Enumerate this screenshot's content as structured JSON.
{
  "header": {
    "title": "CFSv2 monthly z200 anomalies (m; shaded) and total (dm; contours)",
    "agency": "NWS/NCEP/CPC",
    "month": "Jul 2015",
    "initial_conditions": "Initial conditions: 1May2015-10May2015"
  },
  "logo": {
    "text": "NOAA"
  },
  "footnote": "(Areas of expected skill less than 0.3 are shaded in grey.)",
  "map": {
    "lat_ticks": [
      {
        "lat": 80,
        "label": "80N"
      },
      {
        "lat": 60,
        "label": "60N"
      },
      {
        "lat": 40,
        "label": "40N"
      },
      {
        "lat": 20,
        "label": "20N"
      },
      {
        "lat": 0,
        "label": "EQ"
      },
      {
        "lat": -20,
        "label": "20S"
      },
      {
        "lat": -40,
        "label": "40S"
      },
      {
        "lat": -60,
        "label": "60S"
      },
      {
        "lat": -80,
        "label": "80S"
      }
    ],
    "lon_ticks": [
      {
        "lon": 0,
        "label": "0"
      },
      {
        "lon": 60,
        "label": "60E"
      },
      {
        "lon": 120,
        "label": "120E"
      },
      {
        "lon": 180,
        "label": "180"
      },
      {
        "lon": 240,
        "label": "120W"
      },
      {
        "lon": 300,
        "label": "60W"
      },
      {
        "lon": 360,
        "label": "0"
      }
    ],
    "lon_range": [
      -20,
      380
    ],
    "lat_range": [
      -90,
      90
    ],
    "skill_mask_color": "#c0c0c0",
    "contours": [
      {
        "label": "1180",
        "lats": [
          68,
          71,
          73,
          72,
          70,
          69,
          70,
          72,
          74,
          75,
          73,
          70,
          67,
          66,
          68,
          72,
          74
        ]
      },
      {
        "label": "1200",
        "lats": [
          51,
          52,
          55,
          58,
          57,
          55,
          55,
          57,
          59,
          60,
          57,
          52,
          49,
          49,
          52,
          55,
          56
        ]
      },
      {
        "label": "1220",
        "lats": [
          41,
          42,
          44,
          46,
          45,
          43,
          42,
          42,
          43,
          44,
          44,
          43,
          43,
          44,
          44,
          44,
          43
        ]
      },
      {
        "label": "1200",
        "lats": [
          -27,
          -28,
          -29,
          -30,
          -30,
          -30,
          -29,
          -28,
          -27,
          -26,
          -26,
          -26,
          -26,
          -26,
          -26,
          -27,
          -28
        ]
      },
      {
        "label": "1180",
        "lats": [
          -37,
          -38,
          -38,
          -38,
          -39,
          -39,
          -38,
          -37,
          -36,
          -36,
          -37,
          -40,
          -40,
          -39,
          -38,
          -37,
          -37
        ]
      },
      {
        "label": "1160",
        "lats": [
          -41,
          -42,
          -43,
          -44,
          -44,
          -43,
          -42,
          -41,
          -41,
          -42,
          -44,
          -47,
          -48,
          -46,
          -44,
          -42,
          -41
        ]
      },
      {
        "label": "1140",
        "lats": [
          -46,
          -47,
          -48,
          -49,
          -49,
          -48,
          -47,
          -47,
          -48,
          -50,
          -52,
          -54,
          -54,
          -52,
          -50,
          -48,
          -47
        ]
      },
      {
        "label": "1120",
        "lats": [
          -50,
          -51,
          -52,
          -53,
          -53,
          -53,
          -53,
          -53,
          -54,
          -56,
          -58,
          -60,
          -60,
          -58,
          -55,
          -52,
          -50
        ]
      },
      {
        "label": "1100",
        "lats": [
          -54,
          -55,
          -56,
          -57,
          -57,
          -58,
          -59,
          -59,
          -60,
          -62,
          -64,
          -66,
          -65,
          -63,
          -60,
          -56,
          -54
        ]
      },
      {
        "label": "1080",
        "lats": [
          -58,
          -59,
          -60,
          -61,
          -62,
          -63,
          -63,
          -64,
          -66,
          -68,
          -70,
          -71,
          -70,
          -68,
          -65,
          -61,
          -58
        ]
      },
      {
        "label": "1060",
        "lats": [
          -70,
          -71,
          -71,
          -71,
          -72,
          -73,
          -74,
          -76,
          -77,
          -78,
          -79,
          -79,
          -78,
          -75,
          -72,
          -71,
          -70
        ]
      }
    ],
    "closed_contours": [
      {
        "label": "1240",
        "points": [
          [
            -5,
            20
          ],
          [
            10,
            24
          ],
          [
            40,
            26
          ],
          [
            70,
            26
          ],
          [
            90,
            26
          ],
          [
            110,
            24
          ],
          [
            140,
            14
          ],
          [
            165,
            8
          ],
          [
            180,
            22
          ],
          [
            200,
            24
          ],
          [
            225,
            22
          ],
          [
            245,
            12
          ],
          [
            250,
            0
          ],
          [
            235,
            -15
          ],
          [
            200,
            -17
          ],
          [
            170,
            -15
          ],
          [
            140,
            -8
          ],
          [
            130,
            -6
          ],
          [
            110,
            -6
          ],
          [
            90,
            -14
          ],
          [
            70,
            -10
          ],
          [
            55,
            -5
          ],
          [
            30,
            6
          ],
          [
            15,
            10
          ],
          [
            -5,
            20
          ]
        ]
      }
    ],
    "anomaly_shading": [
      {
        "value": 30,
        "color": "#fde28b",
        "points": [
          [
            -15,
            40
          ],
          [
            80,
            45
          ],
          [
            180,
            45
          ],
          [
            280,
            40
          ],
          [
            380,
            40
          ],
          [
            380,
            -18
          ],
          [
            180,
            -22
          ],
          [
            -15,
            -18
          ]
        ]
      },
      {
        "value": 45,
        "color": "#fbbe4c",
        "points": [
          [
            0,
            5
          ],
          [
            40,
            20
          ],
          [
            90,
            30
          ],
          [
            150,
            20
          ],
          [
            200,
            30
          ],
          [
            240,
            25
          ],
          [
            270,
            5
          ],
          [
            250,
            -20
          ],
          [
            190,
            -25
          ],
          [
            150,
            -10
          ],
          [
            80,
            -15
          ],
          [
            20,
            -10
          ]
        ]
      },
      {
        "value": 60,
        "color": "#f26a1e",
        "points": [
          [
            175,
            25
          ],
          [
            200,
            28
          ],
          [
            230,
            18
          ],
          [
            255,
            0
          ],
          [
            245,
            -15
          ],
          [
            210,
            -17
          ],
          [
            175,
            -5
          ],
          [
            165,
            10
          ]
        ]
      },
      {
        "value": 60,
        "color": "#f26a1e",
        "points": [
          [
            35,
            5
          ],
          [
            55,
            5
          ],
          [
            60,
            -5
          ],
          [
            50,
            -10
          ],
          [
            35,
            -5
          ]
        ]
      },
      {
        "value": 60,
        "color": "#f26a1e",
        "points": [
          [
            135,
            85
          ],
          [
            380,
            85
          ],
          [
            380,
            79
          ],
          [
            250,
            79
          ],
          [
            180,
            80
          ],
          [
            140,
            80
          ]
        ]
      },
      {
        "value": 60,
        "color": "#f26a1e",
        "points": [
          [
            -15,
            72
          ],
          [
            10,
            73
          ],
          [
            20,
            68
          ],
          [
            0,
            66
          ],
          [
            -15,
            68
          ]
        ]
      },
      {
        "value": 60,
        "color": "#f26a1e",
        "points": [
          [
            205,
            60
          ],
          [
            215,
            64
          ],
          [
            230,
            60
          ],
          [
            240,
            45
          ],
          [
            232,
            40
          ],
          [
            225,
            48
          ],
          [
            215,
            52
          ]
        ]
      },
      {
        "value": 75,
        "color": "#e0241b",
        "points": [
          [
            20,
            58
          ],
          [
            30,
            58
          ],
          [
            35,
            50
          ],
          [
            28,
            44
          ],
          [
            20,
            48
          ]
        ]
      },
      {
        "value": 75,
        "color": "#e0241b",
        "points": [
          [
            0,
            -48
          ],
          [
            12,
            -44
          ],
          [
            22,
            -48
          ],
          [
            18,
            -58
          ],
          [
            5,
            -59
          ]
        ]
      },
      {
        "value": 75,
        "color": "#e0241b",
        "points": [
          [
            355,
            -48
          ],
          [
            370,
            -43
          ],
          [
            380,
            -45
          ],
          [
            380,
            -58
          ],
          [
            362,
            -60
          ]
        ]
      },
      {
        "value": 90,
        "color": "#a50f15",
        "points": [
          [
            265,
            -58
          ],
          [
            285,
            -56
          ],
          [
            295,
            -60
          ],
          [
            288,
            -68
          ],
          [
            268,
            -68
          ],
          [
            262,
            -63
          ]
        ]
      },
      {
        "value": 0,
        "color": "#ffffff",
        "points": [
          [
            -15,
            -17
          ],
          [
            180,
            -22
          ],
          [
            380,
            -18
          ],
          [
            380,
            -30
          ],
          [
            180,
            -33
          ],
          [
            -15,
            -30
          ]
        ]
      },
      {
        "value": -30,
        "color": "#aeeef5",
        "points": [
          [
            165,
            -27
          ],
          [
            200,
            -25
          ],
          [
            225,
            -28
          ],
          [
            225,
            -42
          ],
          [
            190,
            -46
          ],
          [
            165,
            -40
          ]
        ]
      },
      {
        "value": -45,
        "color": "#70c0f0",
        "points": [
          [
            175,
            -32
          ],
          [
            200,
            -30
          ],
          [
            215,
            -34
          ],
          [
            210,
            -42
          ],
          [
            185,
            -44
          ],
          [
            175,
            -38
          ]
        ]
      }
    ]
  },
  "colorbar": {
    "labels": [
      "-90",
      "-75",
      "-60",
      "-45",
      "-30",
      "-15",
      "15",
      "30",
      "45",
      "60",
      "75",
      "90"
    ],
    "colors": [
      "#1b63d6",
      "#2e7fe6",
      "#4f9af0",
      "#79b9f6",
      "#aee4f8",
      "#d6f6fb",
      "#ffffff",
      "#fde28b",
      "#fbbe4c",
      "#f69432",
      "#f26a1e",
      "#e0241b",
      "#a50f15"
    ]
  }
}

• **Task to carry out**
Scan the material above for the word "shaded". Copy each line where it occurs.

• **Worked solution**
    "title": "CFSv2 monthly z200 anomalies (m; shaded) and total (dm; contours)",
  "footnote": "(Areas of expected skill less than 0.3 are shaded in grey.)",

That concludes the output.